Para que uno no se lleve las manos a la cabeza al terminar de leer esa última frase, Cercás desarrolla una serie de argumentos. Primero centra su ataque contra lo que él llama un “derecho fantasmal”, el derecho a decidir, pero lo hace reduciendo sucintamente ese derecho al terreno de la autodeterminación nacional, en concreto, a la catalana.

Habría que explicarle al señor Cercás que el derecho a decidir es más amplio que el mero hecho de votar sobre unidad o independencia. Supone la capacidad de los ciudadanos para “participar en los asuntos públicos, directamente o por medio de representantes”. Algo tan importante que corresponde a los Poderes Públicos “remover los obstáculos que impidan o dificulten su plenitud y facilitar la participación de todos los ciudadanos en la vida política, económica, cultural y social”. Y si el señor Cercás insiste en que “no ha sido argumentado (…) por ningún teórico, ni reconocido en ningún ordenamiento jurídico”, baste decirle que yo acabo de citar, entrecomillados, fragmentos de los artículos 23 y 9 de la Constitución.

 Pretende, en definitiva, deslindar la capacidad de decidir de los atributos reconocidos y reconocibles en un Estado democrático. Para ello enumera una serie de conductas reguladas por ley, intentando hacer ver que no tenemos, como ciudadanos, la potestad de no cumplirlas, de decidir un comportamiento diferente.

Yo no tengo derecho a decidir si me paro ante un semáforo en rojo o no: tengo que pararme. Yo no tengo derecho a decidir si pago impuestos o no: tengo que pagarlos.”

Este intento de analogía es directamente una barbaridad, ya que establece en un mismo plano conductas y preceptos legales de naturaleza y categorías completamente diferentes. Si nos paramos ante un semáforo en rojo o pagamos impuestos es porque existen unas normas que así lo prescriben, pero esas normas, como todas, son susceptibles de ser modificadas si existe una voluntad popular que así lo disponga. Ahí es donde se enfoca la capacidad o derecho a decidir, en la proposición, elaboración y adopción mayoritaria de unas normas de convivencia. Hacer una reducción al absurdo, como la anterior, no es más que una argucia retórica que raya la demagogia.

Pero Cercás se ratifica en su postura al afirmar que “la democracia consiste en decidir dentro de la ley”, como si ésta fuera una institución ya dada e incuestionable. Ese razonamiento deslinda la potestad legislativa, el acto mismo de legislar, de la voluntad individual y agregada de la población (que sólo puede decidir dentro de lo aprobado por la ley, sin cuestionarla). No en vano, al referirse a las posibilidades de decisión, las reduce conscientemente al derecho del sufragio, a decidir (más bien elegir) en “las elecciones municipales, autonómicos o estatales”.

■ MATERIAL PROPORCIONADO ■
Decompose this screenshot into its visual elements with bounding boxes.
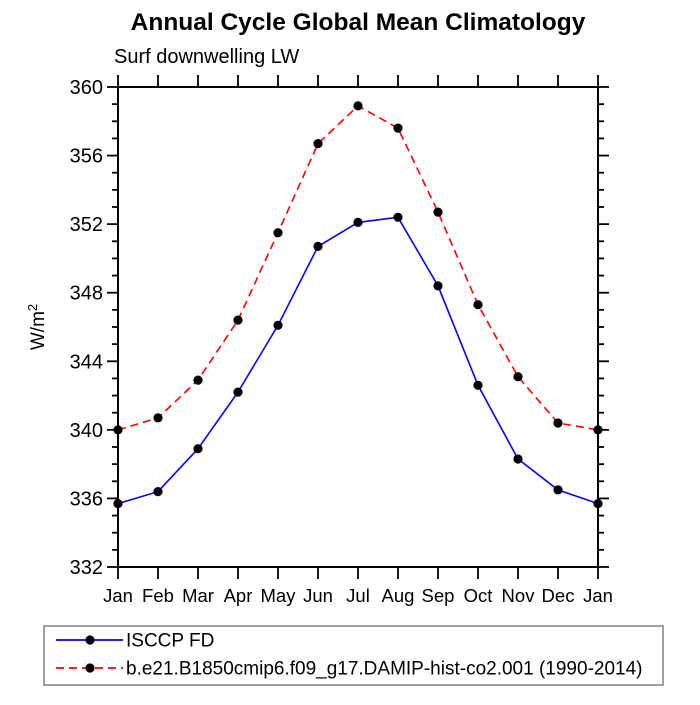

■ OBJETIVO PLANTEADO ■
Indica si cada afirmación concuerda con el texto sobre el derecho a decidir; responde sí o no y cita literalmente las palabras del texto que lo deciden.
1. Cercás reduce el derecho a decidir a la autodeterminación nacional catalana.
2. El autor cita fragmentos de los artículos 23 y 9 de la Constitución.
3. Según el autor, las normas que obligan a pagar impuestos no pueden modificarse.

■ RESPUESTA AL EJERCICIO ■
1. Sí: “reduciendo sucintamente ese derecho al terreno de la autodeterminación nacional, en concreto, a la catalana”.
2. Sí: “yo acabo de citar, entrecomillados, fragmentos de los artículos 23 y 9 de la Constitución”.
3. No: “esas normas, como todas, son susceptibles de ser modificadas si existe una voluntad popular que así lo disponga”.